====== EXTRACT TO READ
Mosh, a brain-boosting protein bar company started by Maria Shriver and Patrick Schwarzenegger, has launched a new flavor: Cookie Dough Crunch. Just as with previous bars, the new edition contains 12g protein, no added sugar, vitamins B12 and D3, Lion’s Mane mushrooms, ashwagandha, and omega 3s.
Earlier this summer, Beyond Meat signed Kim Kardashian as the company’s Chief Taste Consultant. The company says that this role will have Kardashian in the “creative taste-making field” as well as the content creation side of the business. The deal also has her sharing Beyond Meat recipes and product placements via her social media channels. Beyond Meat has recently signed ten high-profile celebrities, including Kevin Hart who has made commercials for the brand.
So What? Celebrity endorsements in food and beverage used to be rare. Perhaps big-name celebrities felt it was beneath them or not worth their time. Then George Clooney made $1B selling tequila and food/bev became a lucrative side gig for the Hollywood elite. However, its starting to feel saturated. I’ve heard more than one of my advertising and brand friends question the ROI in writing such a big check to A-listers.
For example, Beyond Meat’s ten celebrity endorsements didn’t save it from its recent stock selloff or McPlant conclusion; something I’m sure doesn’t go unnoticed when Impossible’s only celebrity attachment is in the form of investors (which includes Jay-Z, Katy Perry, and Questlove).
If anything, it appears that we are seeing a hierarchy appear in terms of the benefit of celebrity-brand involvement. Commitment makes a difference. Today, just having a celebrity make a few social media pitches for your brand doesn’t cut it. Instead, you need celebrities to be investors, partners and founders for their fame, money and connections to raise your brand above the normal noise of the market.
Founded in 2016, Crisp is a food software company that allows food companies to be more efficient in their supply chain forecasts. Using proprietary software, the company collects real-time data from retailers, cleans it, and organizes it into actionable, visualized insights for food/bev brands. The company claims 80% integration with top grocery retailers and distributors in the US.
Started in 2019, Phoode serves as a clearinghouse for food creatives and companies that need food creatives. The LA-based company allows food stylists, photographers and culinary content creators/directors to bid on projects for a variety of food/bev companies big and small.
So What? After WW1, Germany’s army was decimated via hyper-inflation and the treaty of Versailles. However, by the time WW2 rolled around, Germany’s army was one of most powerful in the world. How was that possible in such a short span of time? One overlooked advantage for Germany was that they were building everything new. Unlike the winners of WW1, Germany wasn’t retrofitting old armies, using old technology or dealing with centuries-old bureaucracy. WW1 had given the Nazi’s a clean slate to introduce devastating new tech into warfare.
Big companies often over-estimate the advantage of their resources. While having whole departments to deal with Sales or Logistics is amazingly beneficial, there are downsides. So many heritage companies have ancient systems running code that can’t talk to one another. I’ve seen multi-billion-dollar CPG companies still running SAP software from the 90’s! For big companies, existing tech can be an albatross. So, when I see boutique companies like Crisp and Phoode offering state-of-the-art systems to food/bev startups, I see a real advantage starting. Strapped with maintaining and converting old tech, heritage CPG companies will be playing catch-up if they aren’t investing heavily now.
============
- REQUIRED TASKS -
- 1) Please name the new flavor Mosh has launched, according to the food industry article.
- 2) Rewrite the food industry article from "For example, Beyond" to "Perry, and Questlove).", switching "investors" to "backers".
====== DATA
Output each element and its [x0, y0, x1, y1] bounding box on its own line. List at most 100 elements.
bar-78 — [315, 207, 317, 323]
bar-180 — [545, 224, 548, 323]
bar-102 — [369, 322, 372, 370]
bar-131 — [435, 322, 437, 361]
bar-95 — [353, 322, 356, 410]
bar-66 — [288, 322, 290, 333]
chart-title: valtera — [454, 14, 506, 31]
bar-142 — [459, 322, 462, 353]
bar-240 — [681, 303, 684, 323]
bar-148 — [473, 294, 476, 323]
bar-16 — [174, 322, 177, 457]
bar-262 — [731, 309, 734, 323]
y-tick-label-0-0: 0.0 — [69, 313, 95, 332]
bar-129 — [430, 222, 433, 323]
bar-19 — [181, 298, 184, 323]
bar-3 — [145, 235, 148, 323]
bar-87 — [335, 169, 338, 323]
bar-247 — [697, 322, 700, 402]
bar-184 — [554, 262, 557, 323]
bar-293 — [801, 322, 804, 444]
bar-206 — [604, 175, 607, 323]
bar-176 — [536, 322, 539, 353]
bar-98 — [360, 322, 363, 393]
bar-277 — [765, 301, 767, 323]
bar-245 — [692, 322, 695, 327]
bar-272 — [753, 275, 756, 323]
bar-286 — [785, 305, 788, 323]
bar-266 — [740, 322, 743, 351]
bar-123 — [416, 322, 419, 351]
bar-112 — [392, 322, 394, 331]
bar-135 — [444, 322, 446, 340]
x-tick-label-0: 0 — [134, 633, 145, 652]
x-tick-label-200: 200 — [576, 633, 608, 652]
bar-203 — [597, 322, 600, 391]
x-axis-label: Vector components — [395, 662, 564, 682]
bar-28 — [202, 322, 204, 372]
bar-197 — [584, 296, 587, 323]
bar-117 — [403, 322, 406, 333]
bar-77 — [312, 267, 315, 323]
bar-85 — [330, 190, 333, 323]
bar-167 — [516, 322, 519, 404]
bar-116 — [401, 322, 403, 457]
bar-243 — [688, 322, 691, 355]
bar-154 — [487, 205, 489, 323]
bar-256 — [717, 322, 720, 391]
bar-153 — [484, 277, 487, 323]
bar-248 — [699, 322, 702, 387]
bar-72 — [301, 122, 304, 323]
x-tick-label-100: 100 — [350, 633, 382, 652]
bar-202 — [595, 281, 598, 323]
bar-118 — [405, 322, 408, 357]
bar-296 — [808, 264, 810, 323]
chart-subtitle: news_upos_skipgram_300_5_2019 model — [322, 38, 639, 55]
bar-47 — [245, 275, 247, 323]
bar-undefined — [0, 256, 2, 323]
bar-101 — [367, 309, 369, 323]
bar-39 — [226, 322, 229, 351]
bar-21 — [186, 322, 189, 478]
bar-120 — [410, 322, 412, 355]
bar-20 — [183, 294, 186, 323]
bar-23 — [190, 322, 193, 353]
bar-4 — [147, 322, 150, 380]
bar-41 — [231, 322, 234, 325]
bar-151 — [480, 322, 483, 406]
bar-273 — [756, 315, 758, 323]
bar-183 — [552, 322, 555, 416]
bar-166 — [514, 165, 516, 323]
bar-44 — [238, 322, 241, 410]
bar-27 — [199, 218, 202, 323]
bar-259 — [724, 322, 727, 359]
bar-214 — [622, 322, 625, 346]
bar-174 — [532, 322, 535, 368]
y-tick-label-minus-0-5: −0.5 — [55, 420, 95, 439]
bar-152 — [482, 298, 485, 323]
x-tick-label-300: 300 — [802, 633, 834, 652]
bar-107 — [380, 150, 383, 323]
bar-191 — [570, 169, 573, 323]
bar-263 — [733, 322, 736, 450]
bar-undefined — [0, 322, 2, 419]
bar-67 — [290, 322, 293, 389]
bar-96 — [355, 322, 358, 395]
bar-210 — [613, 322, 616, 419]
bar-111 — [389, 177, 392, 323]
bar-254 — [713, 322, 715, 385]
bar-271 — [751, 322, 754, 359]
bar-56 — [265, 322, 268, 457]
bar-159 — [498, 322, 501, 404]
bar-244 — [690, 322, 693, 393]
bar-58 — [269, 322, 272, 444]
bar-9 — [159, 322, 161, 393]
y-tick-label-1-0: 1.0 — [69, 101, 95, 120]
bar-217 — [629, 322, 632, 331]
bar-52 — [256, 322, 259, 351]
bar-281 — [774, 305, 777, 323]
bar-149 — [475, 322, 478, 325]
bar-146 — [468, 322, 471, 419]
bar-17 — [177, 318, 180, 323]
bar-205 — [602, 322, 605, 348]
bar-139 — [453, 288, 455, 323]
============
- SOLUTION LIST -
- 1) Cookie Dough Crunch.

- 2)
For example, Beyond Meat’s ten celebrity endorsements didn’t save it from its recent stock selloff or McPlant conclusion; something I’m sure doesn’t go unnoticed when Impossible’s only celebrity attachment is in the form of backers (which includes Jay-Z, Katy Perry, and Questlove).